REQUIREMENTS: Your job is to retype all of the data word for word, leaving every image out.

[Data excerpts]

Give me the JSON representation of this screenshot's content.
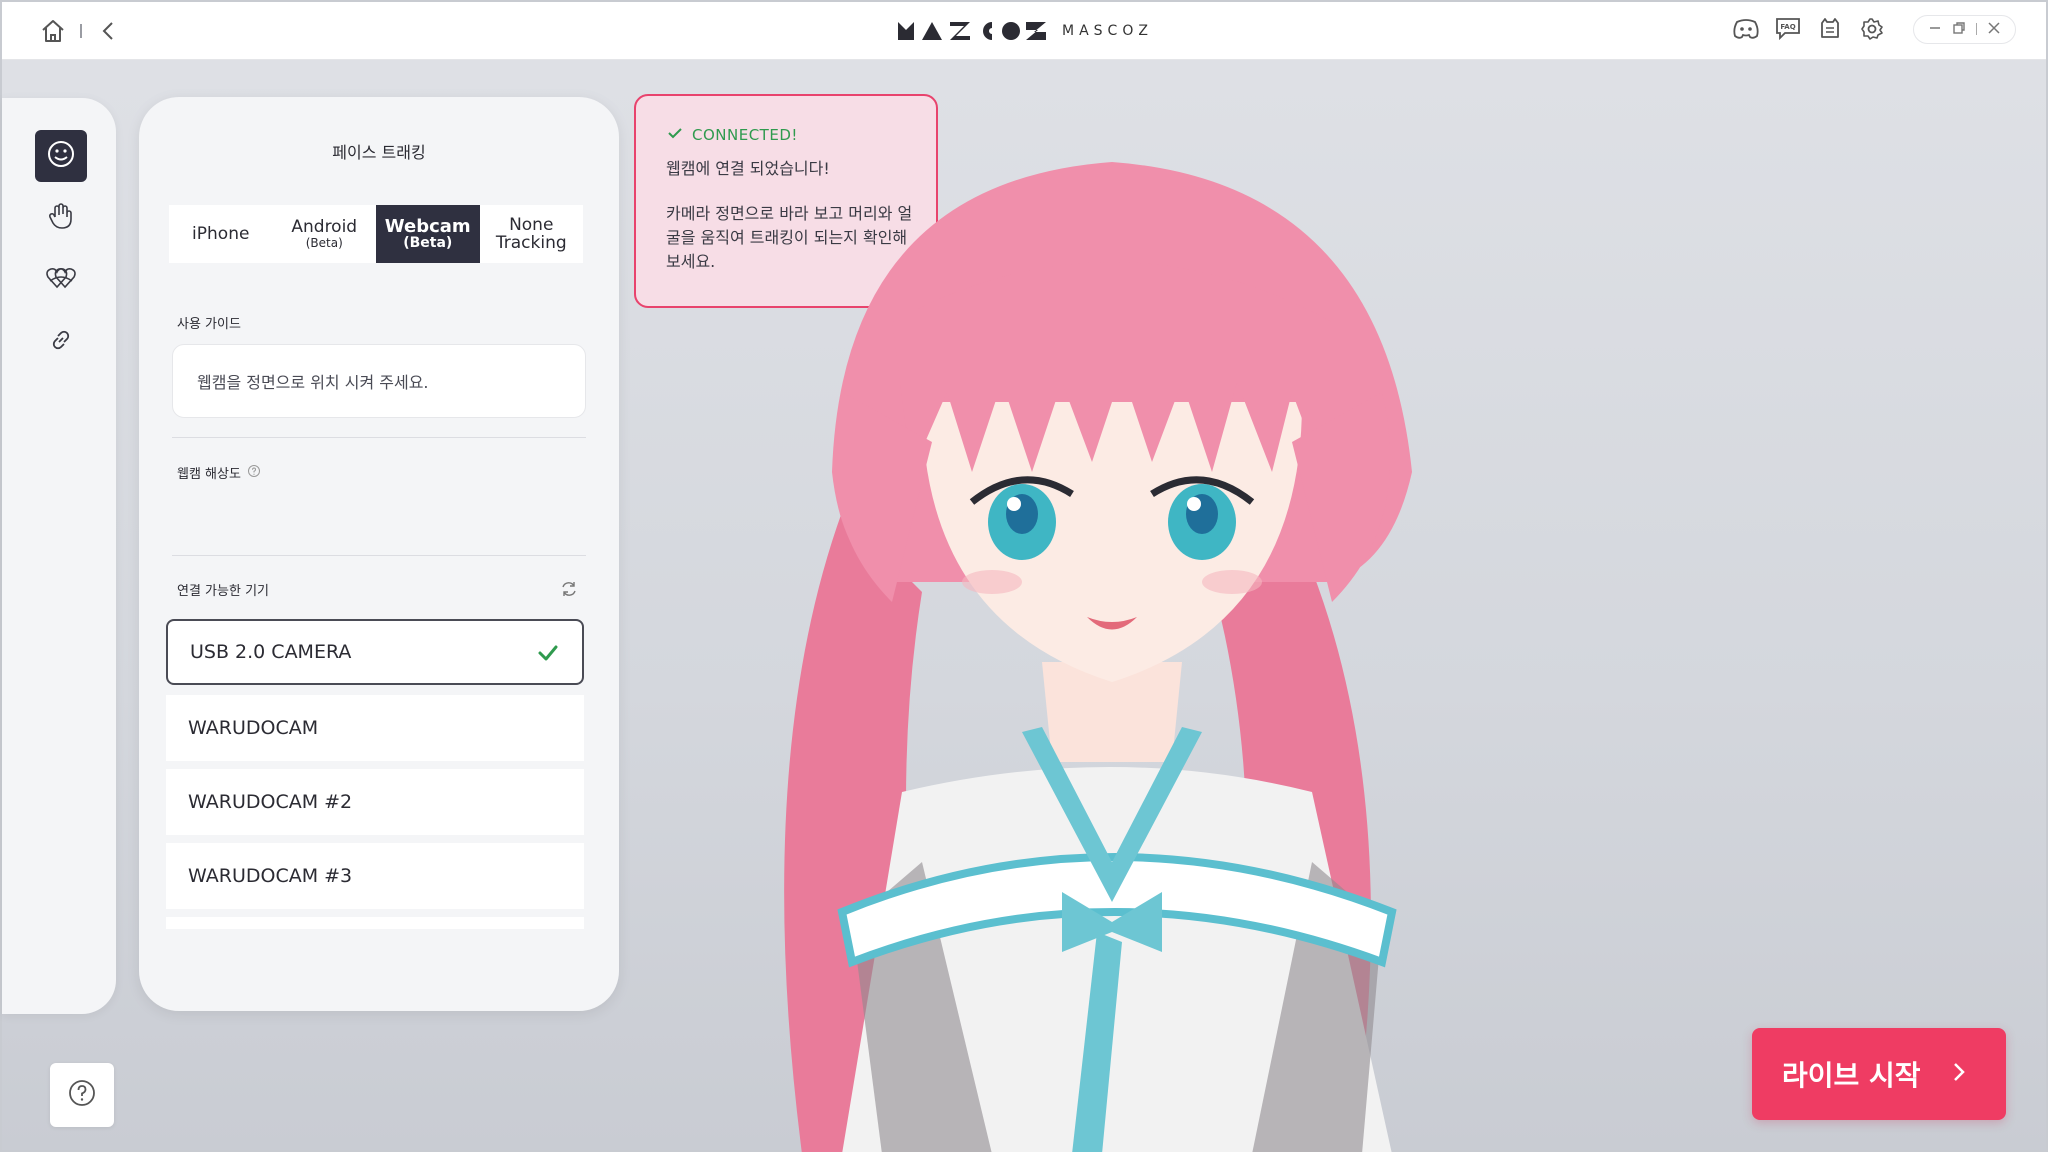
{
  "app": {
    "brand": "MASCOZ",
    "colors": {
      "accent": "#ef3c63",
      "dark": "#2f3040",
      "success": "#2f9a4e"
    }
  },
  "titlebar": {
    "left_icons": [
      "home-icon",
      "back-icon"
    ],
    "right_icons": [
      "discord-icon",
      "faq-icon",
      "mascot-icon",
      "settings-icon"
    ],
    "window_controls": [
      "minimize-icon",
      "restore-icon",
      "close-icon"
    ]
  },
  "rail": {
    "items": [
      {
        "name": "face-tracking",
        "icon": "smile-icon",
        "active": true
      },
      {
        "name": "hand-tracking",
        "icon": "hand-icon",
        "active": false
      },
      {
        "name": "expression",
        "icon": "hearts-icon",
        "active": false
      },
      {
        "name": "connection",
        "icon": "link-icon",
        "active": false
      }
    ],
    "help_icon": "question-icon"
  },
  "panel": {
    "title": "페이스 트래킹",
    "tabs": [
      {
        "label": "iPhone",
        "sub": "",
        "active": false
      },
      {
        "label": "Android",
        "sub": "(Beta)",
        "active": false
      },
      {
        "label": "Webcam",
        "sub": "(Beta)",
        "active": true
      },
      {
        "label": "None",
        "sub": "Tracking",
        "active": false
      }
    ],
    "guide_label": "사용 가이드",
    "guide_text": "웹캠을 정면으로 위치 시켜 주세요.",
    "resolution_label": "웹캠 해상도",
    "devices_label": "연결 가능한 기기",
    "devices": [
      {
        "name": "USB 2.0 CAMERA",
        "selected": true
      },
      {
        "name": "WARUDOCAM",
        "selected": false
      },
      {
        "name": "WARUDOCAM #2",
        "selected": false
      },
      {
        "name": "WARUDOCAM #3",
        "selected": false
      }
    ]
  },
  "toast": {
    "status": "CONNECTED!",
    "line1": "웹캠에 연결 되었습니다!",
    "line2": "카메라 정면으로 바라 보고 머리와 얼굴을 움직여 트래킹이 되는지 확인해 보세요."
  },
  "live_button": {
    "label": "라이브 시작"
  }
}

EXPECTED OUTPUT:
Give me the JSON representation of this screenshot's content.
{
  "app": {
    "brand": "MASCOZ",
    "colors": {
      "accent": "#ef3c63",
      "dark": "#2f3040",
      "success": "#2f9a4e"
    }
  },
  "titlebar": {
    "left_icons": [
      "home-icon",
      "back-icon"
    ],
    "right_icons": [
      "discord-icon",
      "faq-icon",
      "mascot-icon",
      "settings-icon"
    ],
    "window_controls": [
      "minimize-icon",
      "restore-icon",
      "close-icon"
    ]
  },
  "rail": {
    "items": [
      {
        "name": "face-tracking",
        "icon": "smile-icon",
        "active": true
      },
      {
        "name": "hand-tracking",
        "icon": "hand-icon",
        "active": false
      },
      {
        "name": "expression",
        "icon": "hearts-icon",
        "active": false
      },
      {
        "name": "connection",
        "icon": "link-icon",
        "active": false
      }
    ],
    "help_icon": "question-icon"
  },
  "panel": {
    "title": "페이스 트래킹",
    "tabs": [
      {
        "label": "iPhone",
        "sub": "",
        "active": false
      },
      {
        "label": "Android",
        "sub": "(Beta)",
        "active": false
      },
      {
        "label": "Webcam",
        "sub": "(Beta)",
        "active": true
      },
      {
        "label": "None",
        "sub": "Tracking",
        "active": false
      }
    ],
    "guide_label": "사용 가이드",
    "guide_text": "웹캠을 정면으로 위치 시켜 주세요.",
    "resolution_label": "웹캠 해상도",
    "devices_label": "연결 가능한 기기",
    "devices": [
      {
        "name": "USB 2.0 CAMERA",
        "selected": true
      },
      {
        "name": "WARUDOCAM",
        "selected": false
      },
      {
        "name": "WARUDOCAM #2",
        "selected": false
      },
      {
        "name": "WARUDOCAM #3",
        "selected": false
      }
    ]
  },
  "toast": {
    "status": "CONNECTED!",
    "line1": "웹캠에 연결 되었습니다!",
    "line2": "카메라 정면으로 바라 보고 머리와 얼굴을 움직여 트래킹이 되는지 확인해 보세요."
  },
  "live_button": {
    "label": "라이브 시작"
  }
}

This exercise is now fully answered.